··· DATA IN THIS EXERCISE

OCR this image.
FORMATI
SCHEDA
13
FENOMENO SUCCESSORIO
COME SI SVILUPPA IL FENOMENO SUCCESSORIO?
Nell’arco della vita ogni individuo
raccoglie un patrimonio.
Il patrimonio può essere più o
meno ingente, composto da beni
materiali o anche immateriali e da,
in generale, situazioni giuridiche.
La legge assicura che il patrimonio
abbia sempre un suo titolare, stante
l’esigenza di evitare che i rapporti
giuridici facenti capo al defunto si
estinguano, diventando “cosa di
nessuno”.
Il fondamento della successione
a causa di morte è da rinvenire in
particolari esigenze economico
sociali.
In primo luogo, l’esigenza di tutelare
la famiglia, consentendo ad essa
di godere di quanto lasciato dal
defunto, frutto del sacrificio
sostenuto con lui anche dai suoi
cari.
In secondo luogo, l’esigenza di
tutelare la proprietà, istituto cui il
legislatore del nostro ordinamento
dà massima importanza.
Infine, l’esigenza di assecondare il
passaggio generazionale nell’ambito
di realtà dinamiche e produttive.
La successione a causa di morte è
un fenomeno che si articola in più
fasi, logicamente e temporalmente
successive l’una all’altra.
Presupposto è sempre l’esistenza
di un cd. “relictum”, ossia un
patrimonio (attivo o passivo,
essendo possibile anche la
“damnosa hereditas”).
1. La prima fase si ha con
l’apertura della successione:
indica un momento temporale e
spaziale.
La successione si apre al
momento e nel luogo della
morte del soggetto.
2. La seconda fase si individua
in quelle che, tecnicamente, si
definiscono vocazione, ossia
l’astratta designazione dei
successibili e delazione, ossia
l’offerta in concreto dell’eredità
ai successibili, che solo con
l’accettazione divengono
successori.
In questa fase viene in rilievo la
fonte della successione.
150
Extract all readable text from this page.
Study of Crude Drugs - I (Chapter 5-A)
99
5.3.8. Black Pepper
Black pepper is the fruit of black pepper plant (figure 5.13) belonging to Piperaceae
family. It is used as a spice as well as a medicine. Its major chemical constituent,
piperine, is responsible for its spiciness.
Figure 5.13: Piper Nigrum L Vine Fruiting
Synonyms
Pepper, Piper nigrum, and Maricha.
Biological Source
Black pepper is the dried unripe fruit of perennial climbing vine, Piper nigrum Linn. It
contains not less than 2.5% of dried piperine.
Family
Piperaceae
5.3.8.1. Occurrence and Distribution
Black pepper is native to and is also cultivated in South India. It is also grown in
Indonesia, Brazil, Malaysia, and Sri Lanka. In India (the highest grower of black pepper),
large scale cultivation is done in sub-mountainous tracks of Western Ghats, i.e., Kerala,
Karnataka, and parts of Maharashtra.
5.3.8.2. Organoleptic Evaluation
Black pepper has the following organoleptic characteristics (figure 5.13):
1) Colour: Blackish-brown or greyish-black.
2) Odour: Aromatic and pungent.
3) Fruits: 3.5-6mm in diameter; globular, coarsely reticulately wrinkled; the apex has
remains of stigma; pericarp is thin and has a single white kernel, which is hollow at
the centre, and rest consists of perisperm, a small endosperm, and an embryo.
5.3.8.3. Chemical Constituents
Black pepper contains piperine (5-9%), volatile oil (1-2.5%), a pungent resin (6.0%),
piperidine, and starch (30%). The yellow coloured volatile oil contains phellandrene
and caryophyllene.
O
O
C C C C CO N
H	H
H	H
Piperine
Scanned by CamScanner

······

• [WRITTEN INSTRUCTION] Return every line above in which the string "anche" occurs.

• [EXERCISE OUTPUT]
materiali o anche immateriali e da,
sostenuto con lui anche dai suoi
essendo possibile anche la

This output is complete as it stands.